*** Texto de lectura ***

Los negociadores del Gobierno de Colombia y las Farc volvieron a encontrarse en La Habana para preparar el que será el próximo reto del proceso de paz: debatir el sensible tema de las víctimas del conflicto y gestionar su participación directa en las conversaciones.
En esta reunión preparatoria, que no se considera un ciclo negociador, la delegación del Gobierno insistió en el compromiso de que los afectados por más de 50 años de conflicto armado en Colombia formen parte de un proceso que ya ha superado, con acuerdos parciales, los tres primeros puntos de la agenda de conversaciones (cuestión agraria, participación política, y drogas y narcotráfico).
El mensaje central es a las víctimas: participen, estamos dispuestos a oírlas y a que hagan presencia aquí, en las conversaciones, aseveró ayer el jefe negociador del Gobierno, Humberto de la Calle, en unas declaraciones divulgadas por su equipo de prensa.

*** Sección de datos ***

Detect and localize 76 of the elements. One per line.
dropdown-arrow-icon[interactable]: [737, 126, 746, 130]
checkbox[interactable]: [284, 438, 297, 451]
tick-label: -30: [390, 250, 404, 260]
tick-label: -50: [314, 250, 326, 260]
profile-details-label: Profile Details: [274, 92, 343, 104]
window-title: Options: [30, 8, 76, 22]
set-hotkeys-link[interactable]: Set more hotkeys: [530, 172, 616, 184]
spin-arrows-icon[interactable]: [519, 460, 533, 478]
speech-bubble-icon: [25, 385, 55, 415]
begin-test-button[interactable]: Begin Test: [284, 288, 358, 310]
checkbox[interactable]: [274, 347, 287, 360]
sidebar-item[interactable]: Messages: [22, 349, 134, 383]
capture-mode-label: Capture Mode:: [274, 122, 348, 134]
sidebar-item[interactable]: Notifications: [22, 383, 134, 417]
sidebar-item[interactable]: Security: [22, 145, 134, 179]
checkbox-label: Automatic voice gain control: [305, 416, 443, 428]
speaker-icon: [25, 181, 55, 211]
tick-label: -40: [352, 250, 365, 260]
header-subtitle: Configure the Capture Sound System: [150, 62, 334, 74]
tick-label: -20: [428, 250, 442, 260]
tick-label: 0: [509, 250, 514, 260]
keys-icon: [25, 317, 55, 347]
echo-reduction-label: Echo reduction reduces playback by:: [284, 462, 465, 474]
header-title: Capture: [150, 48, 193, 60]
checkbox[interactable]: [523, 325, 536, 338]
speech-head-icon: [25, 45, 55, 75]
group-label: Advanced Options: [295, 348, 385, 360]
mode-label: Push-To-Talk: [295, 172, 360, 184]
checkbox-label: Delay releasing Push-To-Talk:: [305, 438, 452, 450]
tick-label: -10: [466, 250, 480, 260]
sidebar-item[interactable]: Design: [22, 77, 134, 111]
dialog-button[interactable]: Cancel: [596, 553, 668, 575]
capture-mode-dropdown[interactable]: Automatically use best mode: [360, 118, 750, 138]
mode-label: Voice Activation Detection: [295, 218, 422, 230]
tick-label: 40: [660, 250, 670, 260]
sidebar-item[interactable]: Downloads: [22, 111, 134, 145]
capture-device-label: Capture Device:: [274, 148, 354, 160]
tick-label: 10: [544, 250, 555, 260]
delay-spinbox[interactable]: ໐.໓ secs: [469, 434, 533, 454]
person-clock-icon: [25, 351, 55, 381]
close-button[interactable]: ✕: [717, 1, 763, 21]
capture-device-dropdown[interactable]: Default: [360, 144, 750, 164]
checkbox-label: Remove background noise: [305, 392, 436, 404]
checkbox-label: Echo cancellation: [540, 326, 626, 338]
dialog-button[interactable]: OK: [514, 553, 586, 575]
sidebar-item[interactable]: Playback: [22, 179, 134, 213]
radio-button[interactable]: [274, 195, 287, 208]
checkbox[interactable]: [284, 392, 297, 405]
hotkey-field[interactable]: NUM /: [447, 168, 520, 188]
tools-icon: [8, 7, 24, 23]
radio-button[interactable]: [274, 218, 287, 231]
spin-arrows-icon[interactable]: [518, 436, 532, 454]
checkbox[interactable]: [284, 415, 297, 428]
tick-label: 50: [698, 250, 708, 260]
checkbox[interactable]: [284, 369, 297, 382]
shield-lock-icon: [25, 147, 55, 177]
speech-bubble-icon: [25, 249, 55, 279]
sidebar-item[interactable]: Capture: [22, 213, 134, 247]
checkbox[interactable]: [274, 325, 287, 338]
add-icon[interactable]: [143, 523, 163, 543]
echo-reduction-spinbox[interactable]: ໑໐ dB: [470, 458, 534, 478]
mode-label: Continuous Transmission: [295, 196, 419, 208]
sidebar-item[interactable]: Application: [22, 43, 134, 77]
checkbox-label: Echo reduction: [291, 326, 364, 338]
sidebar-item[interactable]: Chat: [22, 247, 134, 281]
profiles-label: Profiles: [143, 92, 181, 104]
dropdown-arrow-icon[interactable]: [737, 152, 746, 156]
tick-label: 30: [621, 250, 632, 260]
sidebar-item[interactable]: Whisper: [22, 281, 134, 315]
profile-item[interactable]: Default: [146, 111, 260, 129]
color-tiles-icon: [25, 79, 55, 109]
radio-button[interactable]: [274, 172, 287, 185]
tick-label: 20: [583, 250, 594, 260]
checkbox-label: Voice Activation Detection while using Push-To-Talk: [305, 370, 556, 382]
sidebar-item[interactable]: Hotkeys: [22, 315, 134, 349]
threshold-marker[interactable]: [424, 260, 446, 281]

***

▶ Actividades propuestas:
a: Indique si cada afirmación coincide con el texto sobre las negociaciones de paz, respondiendo sí o no y citando literalmente las palabras que lo deciden: (i) La reunión en La Habana se considera un ciclo negociador. (ii) El proceso ya ha superado, con acuerdos parciales, los tres primeros puntos de la agenda. (iii) Humberto de la Calle es el jefe negociador de las Farc.
b: Según el texto sobre las negociaciones de paz, ¿cuántos años de conflicto armado ha sufrido Colombia?
c: Retome el texto sobre las negociaciones de paz y continúelo a partir de su última oración.
Los datos no guardan relación alguna con el texto de lectura.

▶ Soluciones:
a:
(i) No: «que no se considera un ciclo negociador».
(ii) Sí: «ya ha superado, con acuerdos parciales, los tres primeros puntos de la agenda de conversaciones».
(iii) No: «el jefe negociador del Gobierno, Humberto de la Calle».

b: Más de 50 años.

c:
De la Calle, quien lidera el grupo negociador del presidente Juan Manuel Santos desde que comenzaron los diálogos en 2012, precisó que trajo esta vez a La Habana una propuesta concreta sobre cómo permitir a las víctimas asistir a las negociaciones.
Lo que queremos es discutir el tiempo, el procedimiento y la fecha en que esto comenzará a ocurrir, resaltó.
El exvicepresidente colombiano insistió en que no se trata de negociar los derechos de las víctimas, sino de convenir la mejor manera de reconocerlos.
El conflicto colombiano ha dejado 220,000 muertos, unos 25,000 desaparecidos, 5.7 millones de desplazados y 27,000 secuestrados, además de unas 2,000 masacres, según datos del Centro de Memoria Histórica de Colombia.
El último ciclo de las conversaciones de paz tuvo lugar en junio pasado.